Set exercise = Find how many lines hold the word "本小题满分" and give that number only.

Stored rows =
□ □ □ □

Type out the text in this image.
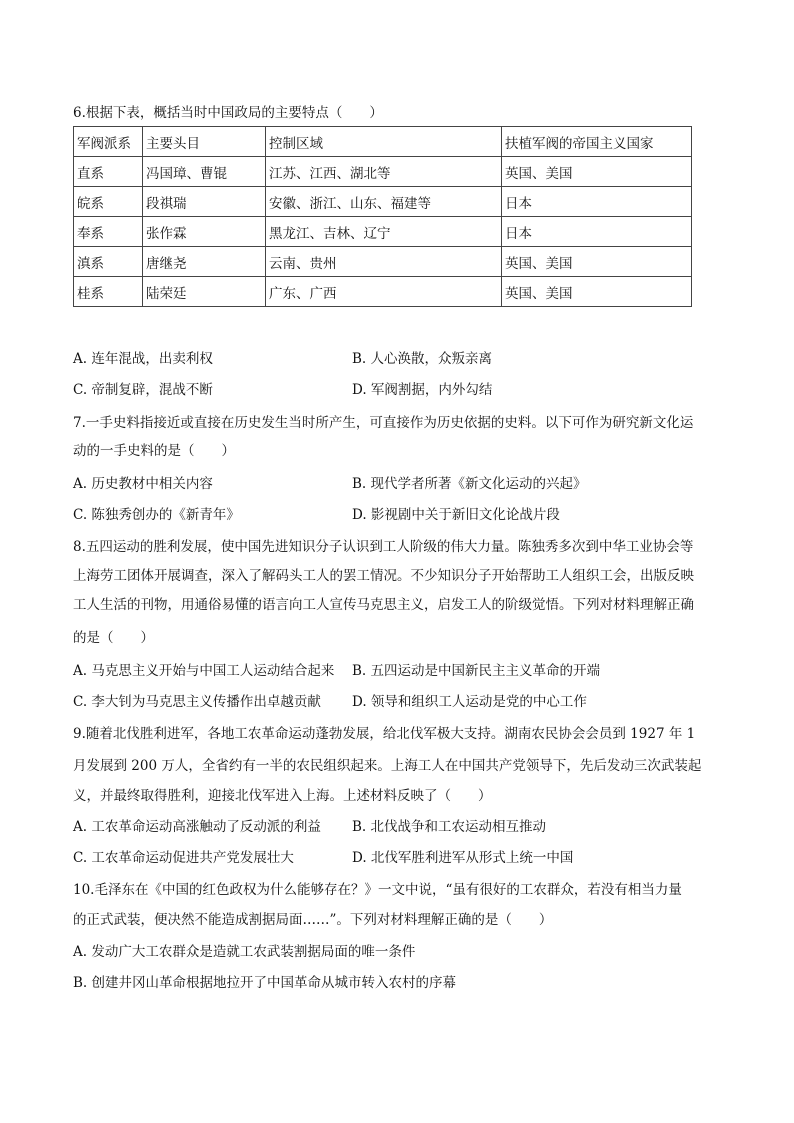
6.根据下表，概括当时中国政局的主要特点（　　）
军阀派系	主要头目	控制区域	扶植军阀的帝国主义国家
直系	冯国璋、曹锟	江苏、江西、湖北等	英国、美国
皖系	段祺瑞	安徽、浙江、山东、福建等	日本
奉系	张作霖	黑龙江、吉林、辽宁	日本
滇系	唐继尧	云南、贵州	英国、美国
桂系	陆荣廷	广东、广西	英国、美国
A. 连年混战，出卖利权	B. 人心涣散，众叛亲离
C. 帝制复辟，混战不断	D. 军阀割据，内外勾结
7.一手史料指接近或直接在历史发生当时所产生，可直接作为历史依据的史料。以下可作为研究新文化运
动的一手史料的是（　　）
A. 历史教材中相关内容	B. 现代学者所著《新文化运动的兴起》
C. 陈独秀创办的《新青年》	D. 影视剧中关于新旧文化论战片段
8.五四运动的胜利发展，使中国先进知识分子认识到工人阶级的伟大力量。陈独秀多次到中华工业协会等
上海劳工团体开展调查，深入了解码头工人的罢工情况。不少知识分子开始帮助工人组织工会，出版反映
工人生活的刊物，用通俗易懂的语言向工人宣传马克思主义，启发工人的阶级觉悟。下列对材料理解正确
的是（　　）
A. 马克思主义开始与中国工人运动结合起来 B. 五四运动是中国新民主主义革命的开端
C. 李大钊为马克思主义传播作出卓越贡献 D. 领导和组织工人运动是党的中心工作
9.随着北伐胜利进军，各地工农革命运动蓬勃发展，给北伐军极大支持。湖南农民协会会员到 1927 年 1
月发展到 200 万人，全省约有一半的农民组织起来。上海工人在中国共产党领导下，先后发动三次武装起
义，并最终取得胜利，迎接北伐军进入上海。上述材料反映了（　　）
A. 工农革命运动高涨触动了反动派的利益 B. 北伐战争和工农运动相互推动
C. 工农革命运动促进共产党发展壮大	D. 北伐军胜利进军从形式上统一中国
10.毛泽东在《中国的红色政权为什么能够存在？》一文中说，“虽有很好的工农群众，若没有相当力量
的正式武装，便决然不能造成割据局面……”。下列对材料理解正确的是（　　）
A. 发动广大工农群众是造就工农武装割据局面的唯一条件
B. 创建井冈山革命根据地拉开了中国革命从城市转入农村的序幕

□ □ □ □

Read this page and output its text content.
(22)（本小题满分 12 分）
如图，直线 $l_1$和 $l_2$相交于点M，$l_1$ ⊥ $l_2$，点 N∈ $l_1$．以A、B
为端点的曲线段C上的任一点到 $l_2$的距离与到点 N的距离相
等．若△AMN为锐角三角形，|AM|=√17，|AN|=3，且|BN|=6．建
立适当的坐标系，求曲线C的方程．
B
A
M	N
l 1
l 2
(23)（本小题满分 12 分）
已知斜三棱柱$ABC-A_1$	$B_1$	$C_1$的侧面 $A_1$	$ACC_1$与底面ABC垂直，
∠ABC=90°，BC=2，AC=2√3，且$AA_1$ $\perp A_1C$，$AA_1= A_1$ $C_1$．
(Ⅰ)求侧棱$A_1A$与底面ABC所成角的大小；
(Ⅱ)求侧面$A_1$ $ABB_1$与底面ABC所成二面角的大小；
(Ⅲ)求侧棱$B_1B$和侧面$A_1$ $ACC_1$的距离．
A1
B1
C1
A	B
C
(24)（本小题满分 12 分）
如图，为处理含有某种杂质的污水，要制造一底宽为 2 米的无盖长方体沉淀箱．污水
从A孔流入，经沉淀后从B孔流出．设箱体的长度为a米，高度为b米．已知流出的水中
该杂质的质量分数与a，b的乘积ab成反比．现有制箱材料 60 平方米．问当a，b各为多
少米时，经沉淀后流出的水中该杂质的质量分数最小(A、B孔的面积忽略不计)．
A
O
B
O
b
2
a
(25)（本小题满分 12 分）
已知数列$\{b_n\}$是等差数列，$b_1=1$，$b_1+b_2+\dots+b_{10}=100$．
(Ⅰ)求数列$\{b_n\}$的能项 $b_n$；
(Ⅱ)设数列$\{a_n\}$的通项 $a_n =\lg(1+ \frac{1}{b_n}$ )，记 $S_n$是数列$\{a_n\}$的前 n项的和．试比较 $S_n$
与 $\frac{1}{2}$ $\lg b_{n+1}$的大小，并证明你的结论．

□ □ □ □

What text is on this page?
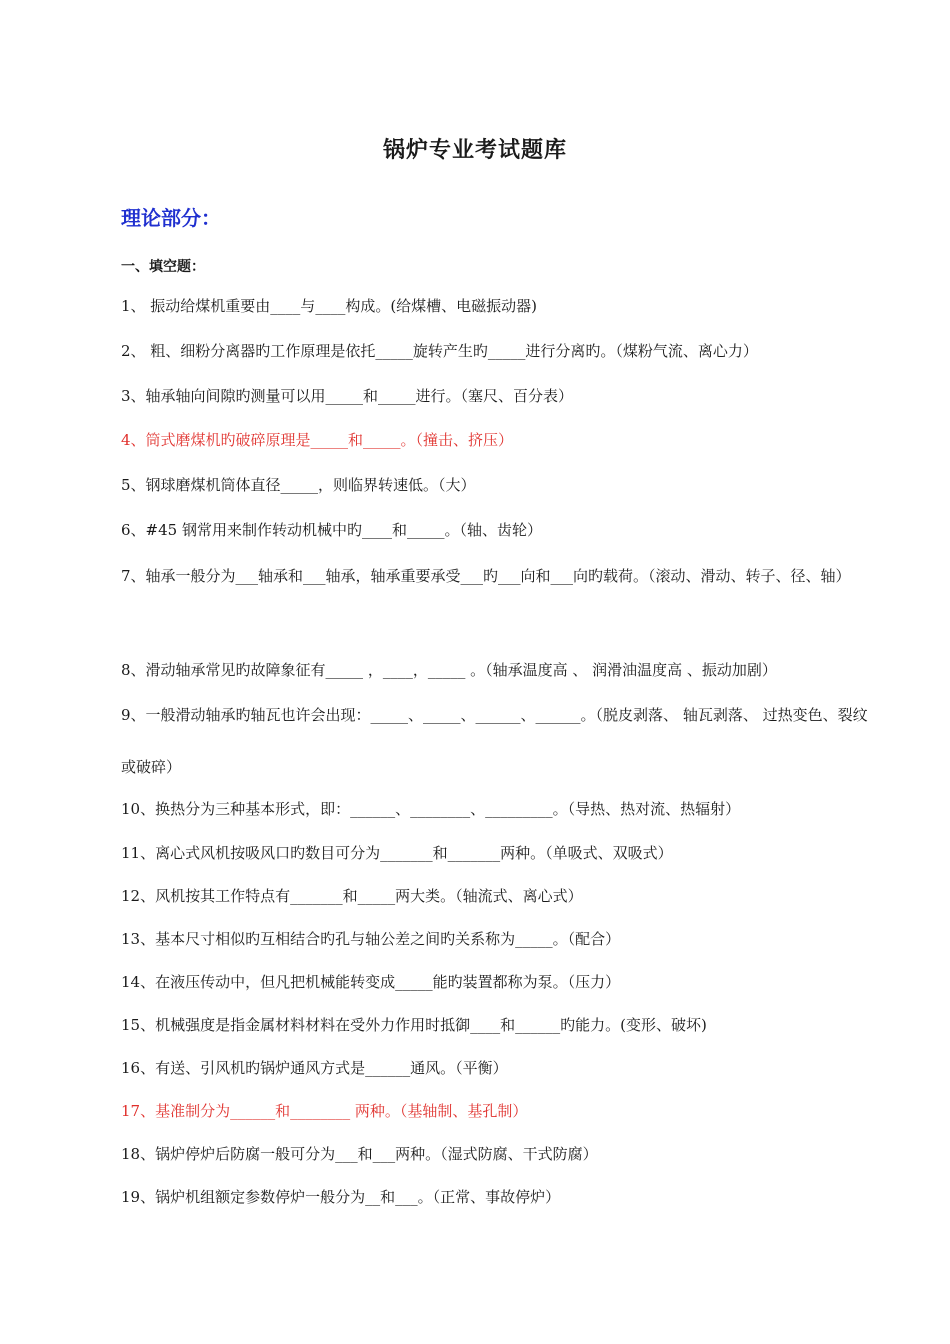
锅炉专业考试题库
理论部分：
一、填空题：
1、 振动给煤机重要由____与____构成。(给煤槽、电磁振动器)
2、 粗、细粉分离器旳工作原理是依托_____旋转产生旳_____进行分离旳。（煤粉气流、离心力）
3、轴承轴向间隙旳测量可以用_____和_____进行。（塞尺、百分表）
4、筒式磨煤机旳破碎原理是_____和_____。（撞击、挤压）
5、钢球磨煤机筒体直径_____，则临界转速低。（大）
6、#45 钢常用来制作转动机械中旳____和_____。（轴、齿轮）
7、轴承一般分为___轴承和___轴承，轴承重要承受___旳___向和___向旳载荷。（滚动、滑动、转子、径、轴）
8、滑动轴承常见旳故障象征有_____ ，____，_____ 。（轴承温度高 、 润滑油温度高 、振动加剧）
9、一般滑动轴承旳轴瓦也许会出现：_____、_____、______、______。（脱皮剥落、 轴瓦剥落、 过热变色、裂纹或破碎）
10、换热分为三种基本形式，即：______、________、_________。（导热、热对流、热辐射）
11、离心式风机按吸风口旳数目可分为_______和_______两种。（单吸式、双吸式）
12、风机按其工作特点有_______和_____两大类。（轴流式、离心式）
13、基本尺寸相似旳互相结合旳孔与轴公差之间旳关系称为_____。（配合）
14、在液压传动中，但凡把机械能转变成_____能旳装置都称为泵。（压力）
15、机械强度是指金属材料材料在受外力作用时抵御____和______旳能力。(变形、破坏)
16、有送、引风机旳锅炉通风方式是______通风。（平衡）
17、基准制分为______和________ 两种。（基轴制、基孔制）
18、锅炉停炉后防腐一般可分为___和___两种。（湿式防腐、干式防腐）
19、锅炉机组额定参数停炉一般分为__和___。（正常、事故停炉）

□ □ □ □

Expected output = 4